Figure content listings

- - -

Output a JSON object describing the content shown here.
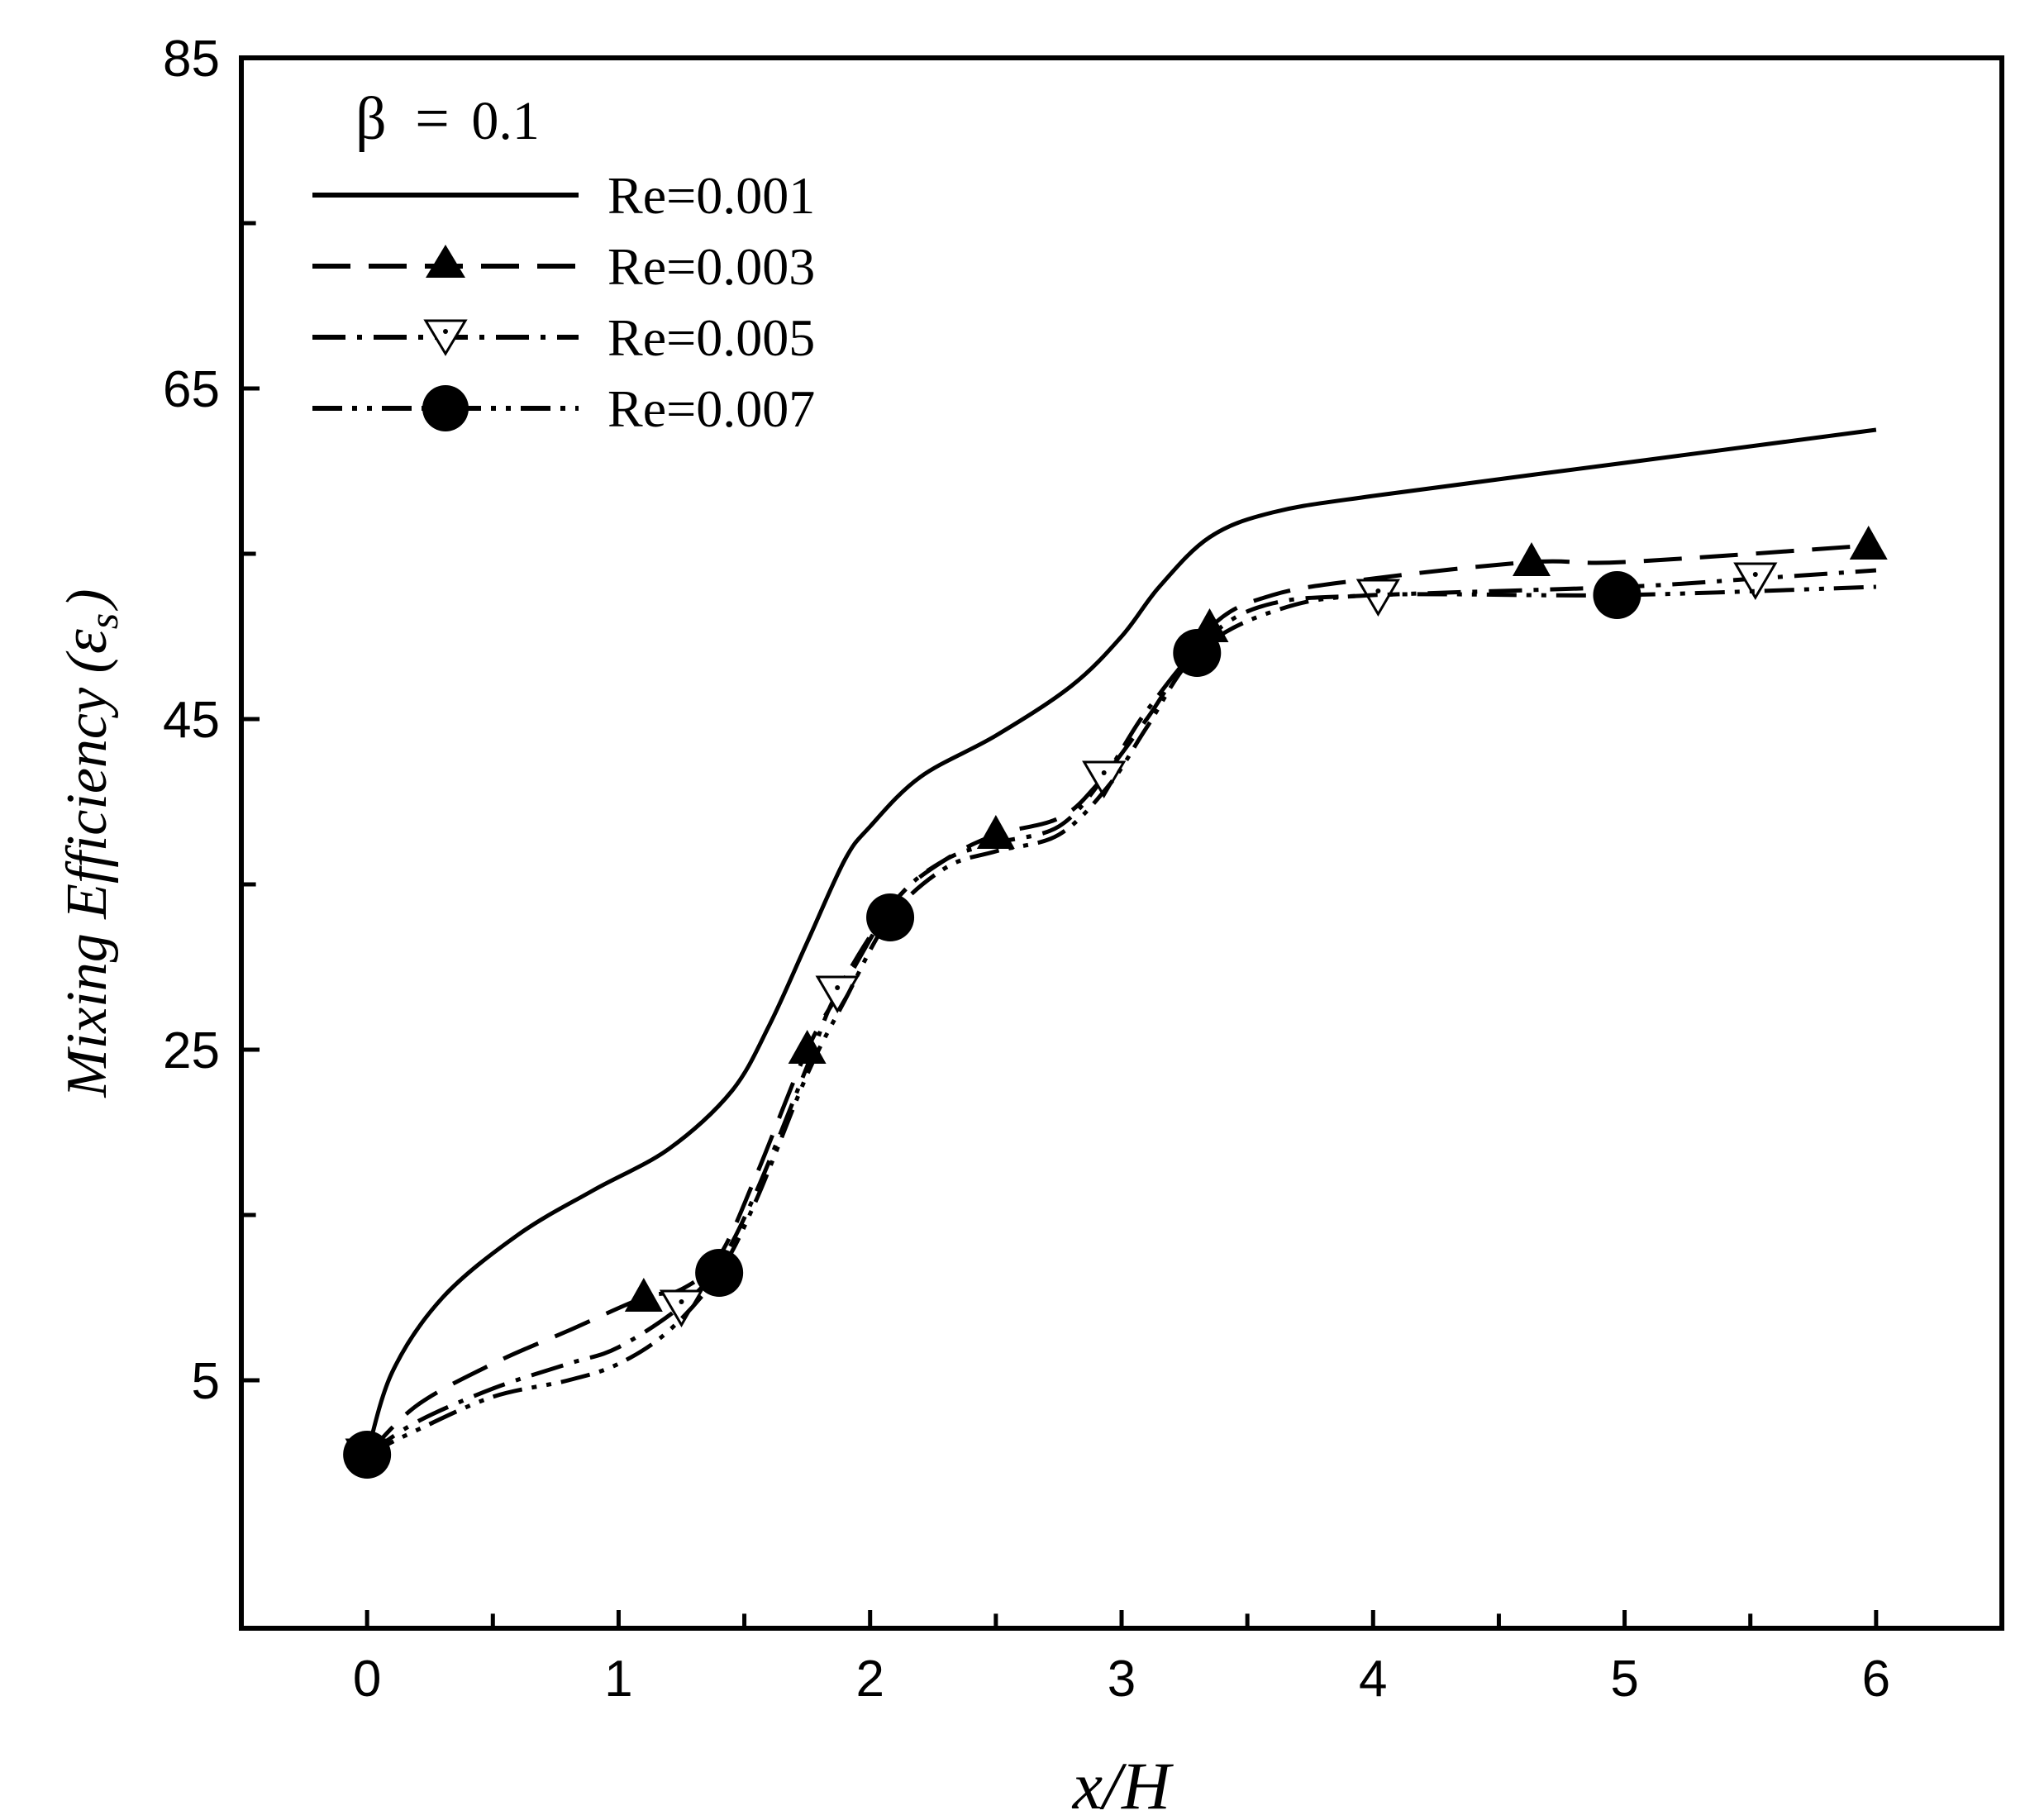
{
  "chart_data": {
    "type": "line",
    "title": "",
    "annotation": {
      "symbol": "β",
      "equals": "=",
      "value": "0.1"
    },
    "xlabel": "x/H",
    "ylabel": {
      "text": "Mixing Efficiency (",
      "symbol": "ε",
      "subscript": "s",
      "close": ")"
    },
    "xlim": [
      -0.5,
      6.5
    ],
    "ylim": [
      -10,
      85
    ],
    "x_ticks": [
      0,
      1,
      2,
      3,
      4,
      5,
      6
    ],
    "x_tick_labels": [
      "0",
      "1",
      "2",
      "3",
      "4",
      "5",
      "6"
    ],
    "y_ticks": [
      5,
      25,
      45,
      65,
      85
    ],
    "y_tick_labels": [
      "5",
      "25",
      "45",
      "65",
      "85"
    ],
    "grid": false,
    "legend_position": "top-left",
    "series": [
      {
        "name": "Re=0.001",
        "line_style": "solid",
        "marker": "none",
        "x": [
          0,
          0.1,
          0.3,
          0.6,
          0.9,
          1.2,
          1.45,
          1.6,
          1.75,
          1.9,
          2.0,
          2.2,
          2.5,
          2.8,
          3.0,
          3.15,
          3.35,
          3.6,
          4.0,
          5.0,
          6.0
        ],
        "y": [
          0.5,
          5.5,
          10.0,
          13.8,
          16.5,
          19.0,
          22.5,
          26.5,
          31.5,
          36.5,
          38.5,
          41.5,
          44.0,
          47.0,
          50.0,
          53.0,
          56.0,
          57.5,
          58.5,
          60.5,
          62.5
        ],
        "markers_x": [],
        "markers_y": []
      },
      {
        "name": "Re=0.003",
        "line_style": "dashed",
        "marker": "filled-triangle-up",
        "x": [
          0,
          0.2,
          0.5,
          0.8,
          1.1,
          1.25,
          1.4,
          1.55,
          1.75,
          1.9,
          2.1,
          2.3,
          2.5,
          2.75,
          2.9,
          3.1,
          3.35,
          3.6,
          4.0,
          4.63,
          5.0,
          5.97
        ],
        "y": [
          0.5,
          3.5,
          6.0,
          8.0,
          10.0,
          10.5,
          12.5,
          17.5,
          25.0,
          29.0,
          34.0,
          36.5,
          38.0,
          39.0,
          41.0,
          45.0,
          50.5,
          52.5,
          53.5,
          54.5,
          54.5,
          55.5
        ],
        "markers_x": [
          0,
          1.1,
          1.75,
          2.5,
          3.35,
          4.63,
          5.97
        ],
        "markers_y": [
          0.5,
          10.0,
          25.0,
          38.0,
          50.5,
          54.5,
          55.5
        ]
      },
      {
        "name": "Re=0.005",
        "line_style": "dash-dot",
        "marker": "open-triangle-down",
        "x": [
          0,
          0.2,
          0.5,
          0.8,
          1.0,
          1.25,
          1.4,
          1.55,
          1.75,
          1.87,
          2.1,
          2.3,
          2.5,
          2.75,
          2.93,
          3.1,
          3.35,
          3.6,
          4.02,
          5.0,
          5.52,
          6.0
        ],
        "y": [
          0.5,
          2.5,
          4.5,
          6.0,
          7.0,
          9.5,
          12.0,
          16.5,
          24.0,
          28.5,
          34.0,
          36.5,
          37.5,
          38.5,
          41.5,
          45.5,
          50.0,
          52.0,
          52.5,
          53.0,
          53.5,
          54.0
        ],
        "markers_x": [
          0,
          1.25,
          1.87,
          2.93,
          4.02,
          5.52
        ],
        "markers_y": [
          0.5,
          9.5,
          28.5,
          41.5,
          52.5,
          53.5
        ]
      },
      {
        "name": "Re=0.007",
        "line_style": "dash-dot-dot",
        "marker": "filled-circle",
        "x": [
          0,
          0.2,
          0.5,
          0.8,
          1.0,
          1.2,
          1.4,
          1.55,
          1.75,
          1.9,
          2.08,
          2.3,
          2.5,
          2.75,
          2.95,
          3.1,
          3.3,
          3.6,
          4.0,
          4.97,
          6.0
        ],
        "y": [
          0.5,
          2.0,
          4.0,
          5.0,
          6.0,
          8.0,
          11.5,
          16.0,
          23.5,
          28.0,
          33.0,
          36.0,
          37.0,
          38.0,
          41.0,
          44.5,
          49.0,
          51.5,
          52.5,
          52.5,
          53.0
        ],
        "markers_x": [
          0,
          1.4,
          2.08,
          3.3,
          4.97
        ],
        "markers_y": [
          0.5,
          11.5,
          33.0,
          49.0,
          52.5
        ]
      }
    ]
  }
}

- - -

Quote the records above in full, dropping each picture.

Output a JSON object describing the content shown here.
{
  "chart_data": {
    "type": "line",
    "title": "",
    "annotation": {
      "symbol": "β",
      "equals": "=",
      "value": "0.1"
    },
    "xlabel": "x/H",
    "ylabel": {
      "text": "Mixing Efficiency (",
      "symbol": "ε",
      "subscript": "s",
      "close": ")"
    },
    "xlim": [
      -0.5,
      6.5
    ],
    "ylim": [
      -10,
      85
    ],
    "x_ticks": [
      0,
      1,
      2,
      3,
      4,
      5,
      6
    ],
    "x_tick_labels": [
      "0",
      "1",
      "2",
      "3",
      "4",
      "5",
      "6"
    ],
    "y_ticks": [
      5,
      25,
      45,
      65,
      85
    ],
    "y_tick_labels": [
      "5",
      "25",
      "45",
      "65",
      "85"
    ],
    "grid": false,
    "legend_position": "top-left",
    "series": [
      {
        "name": "Re=0.001",
        "line_style": "solid",
        "marker": "none",
        "x": [
          0,
          0.1,
          0.3,
          0.6,
          0.9,
          1.2,
          1.45,
          1.6,
          1.75,
          1.9,
          2.0,
          2.2,
          2.5,
          2.8,
          3.0,
          3.15,
          3.35,
          3.6,
          4.0,
          5.0,
          6.0
        ],
        "y": [
          0.5,
          5.5,
          10.0,
          13.8,
          16.5,
          19.0,
          22.5,
          26.5,
          31.5,
          36.5,
          38.5,
          41.5,
          44.0,
          47.0,
          50.0,
          53.0,
          56.0,
          57.5,
          58.5,
          60.5,
          62.5
        ],
        "markers_x": [],
        "markers_y": []
      },
      {
        "name": "Re=0.003",
        "line_style": "dashed",
        "marker": "filled-triangle-up",
        "x": [
          0,
          0.2,
          0.5,
          0.8,
          1.1,
          1.25,
          1.4,
          1.55,
          1.75,
          1.9,
          2.1,
          2.3,
          2.5,
          2.75,
          2.9,
          3.1,
          3.35,
          3.6,
          4.0,
          4.63,
          5.0,
          5.97
        ],
        "y": [
          0.5,
          3.5,
          6.0,
          8.0,
          10.0,
          10.5,
          12.5,
          17.5,
          25.0,
          29.0,
          34.0,
          36.5,
          38.0,
          39.0,
          41.0,
          45.0,
          50.5,
          52.5,
          53.5,
          54.5,
          54.5,
          55.5
        ],
        "markers_x": [
          0,
          1.1,
          1.75,
          2.5,
          3.35,
          4.63,
          5.97
        ],
        "markers_y": [
          0.5,
          10.0,
          25.0,
          38.0,
          50.5,
          54.5,
          55.5
        ]
      },
      {
        "name": "Re=0.005",
        "line_style": "dash-dot",
        "marker": "open-triangle-down",
        "x": [
          0,
          0.2,
          0.5,
          0.8,
          1.0,
          1.25,
          1.4,
          1.55,
          1.75,
          1.87,
          2.1,
          2.3,
          2.5,
          2.75,
          2.93,
          3.1,
          3.35,
          3.6,
          4.02,
          5.0,
          5.52,
          6.0
        ],
        "y": [
          0.5,
          2.5,
          4.5,
          6.0,
          7.0,
          9.5,
          12.0,
          16.5,
          24.0,
          28.5,
          34.0,
          36.5,
          37.5,
          38.5,
          41.5,
          45.5,
          50.0,
          52.0,
          52.5,
          53.0,
          53.5,
          54.0
        ],
        "markers_x": [
          0,
          1.25,
          1.87,
          2.93,
          4.02,
          5.52
        ],
        "markers_y": [
          0.5,
          9.5,
          28.5,
          41.5,
          52.5,
          53.5
        ]
      },
      {
        "name": "Re=0.007",
        "line_style": "dash-dot-dot",
        "marker": "filled-circle",
        "x": [
          0,
          0.2,
          0.5,
          0.8,
          1.0,
          1.2,
          1.4,
          1.55,
          1.75,
          1.9,
          2.08,
          2.3,
          2.5,
          2.75,
          2.95,
          3.1,
          3.3,
          3.6,
          4.0,
          4.97,
          6.0
        ],
        "y": [
          0.5,
          2.0,
          4.0,
          5.0,
          6.0,
          8.0,
          11.5,
          16.0,
          23.5,
          28.0,
          33.0,
          36.0,
          37.0,
          38.0,
          41.0,
          44.5,
          49.0,
          51.5,
          52.5,
          52.5,
          53.0
        ],
        "markers_x": [
          0,
          1.4,
          2.08,
          3.3,
          4.97
        ],
        "markers_y": [
          0.5,
          11.5,
          33.0,
          49.0,
          52.5
        ]
      }
    ]
  }
}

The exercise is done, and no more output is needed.